Copy every line in the records below that contains the word "Kovind".

━━━ The data

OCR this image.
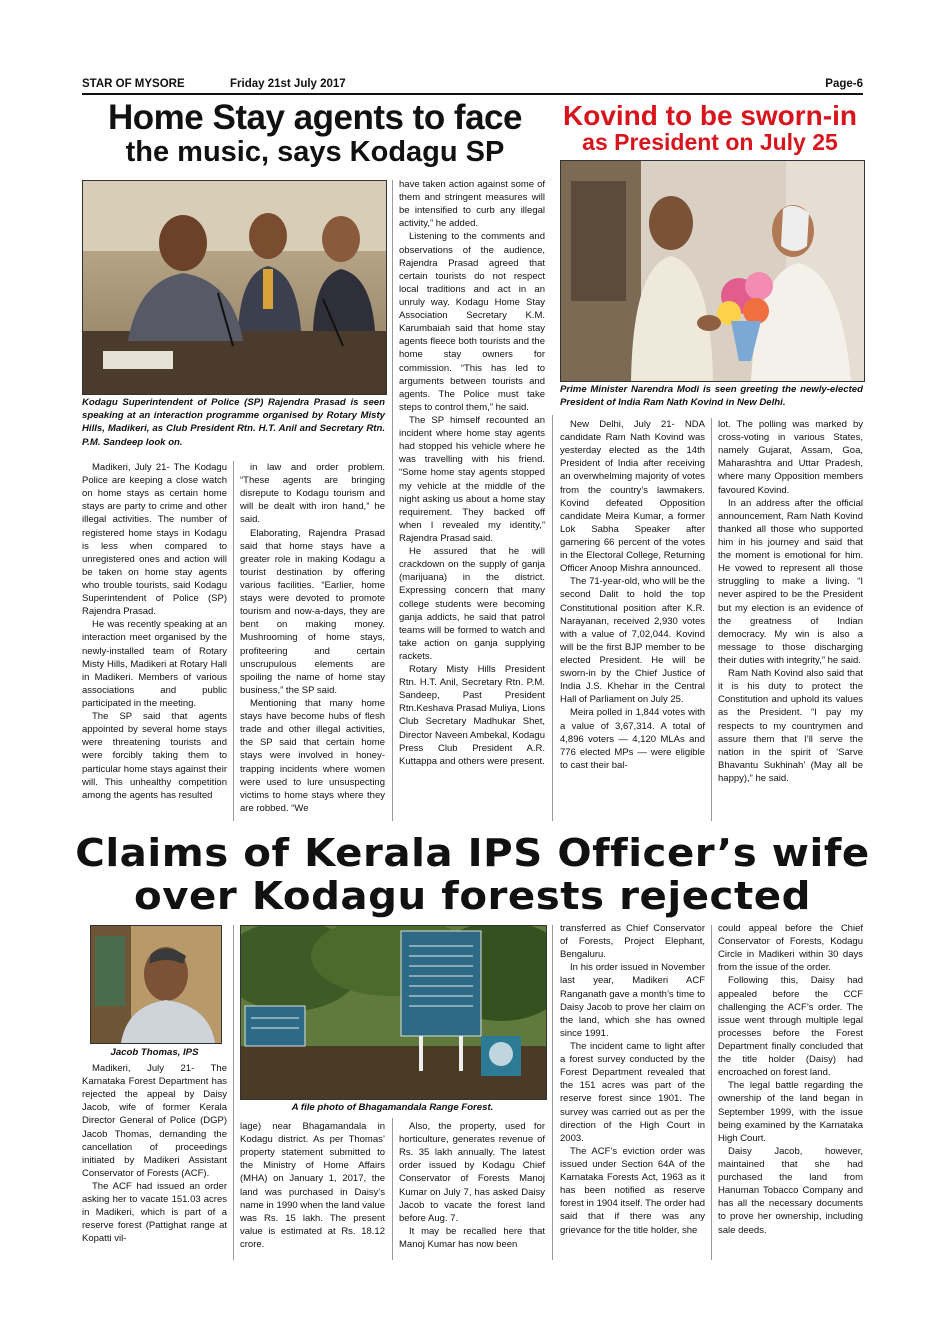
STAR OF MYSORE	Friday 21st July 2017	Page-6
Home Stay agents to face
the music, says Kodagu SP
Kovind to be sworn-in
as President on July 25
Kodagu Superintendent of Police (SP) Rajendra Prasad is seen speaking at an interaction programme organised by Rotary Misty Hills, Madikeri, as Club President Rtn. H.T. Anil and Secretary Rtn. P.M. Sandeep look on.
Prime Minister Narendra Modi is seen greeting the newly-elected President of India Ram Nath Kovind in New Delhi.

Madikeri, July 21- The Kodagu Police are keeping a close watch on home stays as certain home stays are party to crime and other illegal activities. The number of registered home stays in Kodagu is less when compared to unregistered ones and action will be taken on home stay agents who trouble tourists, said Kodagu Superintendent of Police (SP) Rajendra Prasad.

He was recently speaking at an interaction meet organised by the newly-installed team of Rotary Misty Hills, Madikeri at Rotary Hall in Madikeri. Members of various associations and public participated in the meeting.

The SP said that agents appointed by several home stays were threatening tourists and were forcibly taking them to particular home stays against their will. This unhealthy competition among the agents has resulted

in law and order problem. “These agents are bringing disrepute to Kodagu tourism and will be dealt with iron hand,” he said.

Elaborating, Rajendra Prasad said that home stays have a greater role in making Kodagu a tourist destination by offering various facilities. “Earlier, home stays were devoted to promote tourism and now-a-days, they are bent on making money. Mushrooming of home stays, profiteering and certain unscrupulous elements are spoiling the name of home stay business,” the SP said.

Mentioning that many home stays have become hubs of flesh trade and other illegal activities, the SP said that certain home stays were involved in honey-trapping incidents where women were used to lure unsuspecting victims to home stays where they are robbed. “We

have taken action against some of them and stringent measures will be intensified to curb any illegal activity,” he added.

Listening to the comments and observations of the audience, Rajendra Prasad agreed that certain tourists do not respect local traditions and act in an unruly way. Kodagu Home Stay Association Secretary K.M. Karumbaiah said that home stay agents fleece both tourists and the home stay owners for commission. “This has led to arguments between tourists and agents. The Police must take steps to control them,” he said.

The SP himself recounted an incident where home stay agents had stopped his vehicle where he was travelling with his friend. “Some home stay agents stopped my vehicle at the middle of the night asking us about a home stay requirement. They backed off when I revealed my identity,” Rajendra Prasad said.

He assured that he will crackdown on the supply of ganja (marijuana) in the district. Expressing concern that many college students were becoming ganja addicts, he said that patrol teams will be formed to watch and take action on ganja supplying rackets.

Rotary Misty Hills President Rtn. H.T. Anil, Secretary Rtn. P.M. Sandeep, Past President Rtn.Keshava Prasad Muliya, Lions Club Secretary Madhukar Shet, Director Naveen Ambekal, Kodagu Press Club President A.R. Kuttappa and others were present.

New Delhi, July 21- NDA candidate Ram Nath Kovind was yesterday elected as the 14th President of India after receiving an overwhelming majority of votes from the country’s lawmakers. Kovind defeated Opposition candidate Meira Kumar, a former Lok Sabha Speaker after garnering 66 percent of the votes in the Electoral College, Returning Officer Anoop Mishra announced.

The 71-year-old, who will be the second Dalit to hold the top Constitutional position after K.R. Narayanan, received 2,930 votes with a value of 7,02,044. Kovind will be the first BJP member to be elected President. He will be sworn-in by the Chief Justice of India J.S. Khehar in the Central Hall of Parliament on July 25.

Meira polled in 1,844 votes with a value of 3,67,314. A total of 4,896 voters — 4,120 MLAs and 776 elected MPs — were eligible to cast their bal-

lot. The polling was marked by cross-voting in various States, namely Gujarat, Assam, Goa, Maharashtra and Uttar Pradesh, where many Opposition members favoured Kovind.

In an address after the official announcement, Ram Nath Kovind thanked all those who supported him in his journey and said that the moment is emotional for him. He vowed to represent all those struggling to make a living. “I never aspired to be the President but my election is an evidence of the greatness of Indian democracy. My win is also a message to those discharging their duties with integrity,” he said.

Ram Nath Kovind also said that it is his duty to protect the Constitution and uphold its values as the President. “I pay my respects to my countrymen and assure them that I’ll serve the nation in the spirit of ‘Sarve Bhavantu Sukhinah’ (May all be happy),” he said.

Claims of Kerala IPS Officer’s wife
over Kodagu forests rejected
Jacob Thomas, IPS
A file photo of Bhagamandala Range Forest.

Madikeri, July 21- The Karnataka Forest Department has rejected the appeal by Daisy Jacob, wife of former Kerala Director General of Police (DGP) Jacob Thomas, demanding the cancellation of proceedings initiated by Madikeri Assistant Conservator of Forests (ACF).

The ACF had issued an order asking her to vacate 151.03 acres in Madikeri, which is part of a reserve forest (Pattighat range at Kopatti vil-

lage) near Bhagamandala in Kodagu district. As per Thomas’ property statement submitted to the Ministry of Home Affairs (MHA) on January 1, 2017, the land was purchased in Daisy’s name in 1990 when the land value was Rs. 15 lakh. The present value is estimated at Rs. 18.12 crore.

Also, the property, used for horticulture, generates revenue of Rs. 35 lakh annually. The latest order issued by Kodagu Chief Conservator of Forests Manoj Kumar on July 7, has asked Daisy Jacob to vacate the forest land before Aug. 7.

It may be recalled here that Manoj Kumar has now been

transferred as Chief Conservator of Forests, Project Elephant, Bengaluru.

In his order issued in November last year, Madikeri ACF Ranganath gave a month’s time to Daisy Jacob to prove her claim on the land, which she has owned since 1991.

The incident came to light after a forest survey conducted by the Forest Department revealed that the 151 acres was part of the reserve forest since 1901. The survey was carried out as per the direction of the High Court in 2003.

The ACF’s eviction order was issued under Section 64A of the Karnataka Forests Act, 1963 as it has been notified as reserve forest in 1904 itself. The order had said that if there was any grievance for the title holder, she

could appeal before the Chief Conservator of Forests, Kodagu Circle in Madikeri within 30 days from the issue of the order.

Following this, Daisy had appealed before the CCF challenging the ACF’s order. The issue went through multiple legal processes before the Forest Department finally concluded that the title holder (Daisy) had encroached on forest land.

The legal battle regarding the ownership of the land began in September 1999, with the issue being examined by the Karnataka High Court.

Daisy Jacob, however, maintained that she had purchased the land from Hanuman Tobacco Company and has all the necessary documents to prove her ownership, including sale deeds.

━━━━━━

* [Full solution]
Kovind to be sworn-in
Prime Minister Narendra Modi is seen greeting the newly-elected President of India Ram Nath Kovind in New Delhi.
New Delhi, July 21- NDA candidate Ram Nath Kovind was yesterday elected as the 14th President of India after receiving an overwhelming majority of votes from the country’s lawmakers. Kovind defeated Opposition candidate Meira Kumar, a former Lok Sabha Speaker after garnering 66 percent of the votes in the Electoral College, Returning Officer Anoop Mishra announced.
The 71-year-old, who will be the second Dalit to hold the top Constitutional position after K.R. Narayanan, received 2,930 votes with a value of 7,02,044. Kovind will be the first BJP member to be elected President. He will be sworn-in by the Chief Justice of India J.S. Khehar in the Central Hall of Parliament on July 25.
lot. The polling was marked by cross-voting in various States, namely Gujarat, Assam, Goa, Maharashtra and Uttar Pradesh, where many Opposition members favoured Kovind.
In an address after the official announcement, Ram Nath Kovind thanked all those who supported him in his journey and said that the moment is emotional for him. He vowed to represent all those struggling to make a living. “I never aspired to be the President but my election is an evidence of the greatness of Indian democracy. My win is also a message to those discharging their duties with integrity,” he said.
Ram Nath Kovind also said that it is his duty to protect the Constitution and uphold its values as the President. “I pay my respects to my countrymen and assure them that I’ll serve the nation in the spirit of ‘Sarve Bhavantu Sukhinah’ (May all be happy),” he said.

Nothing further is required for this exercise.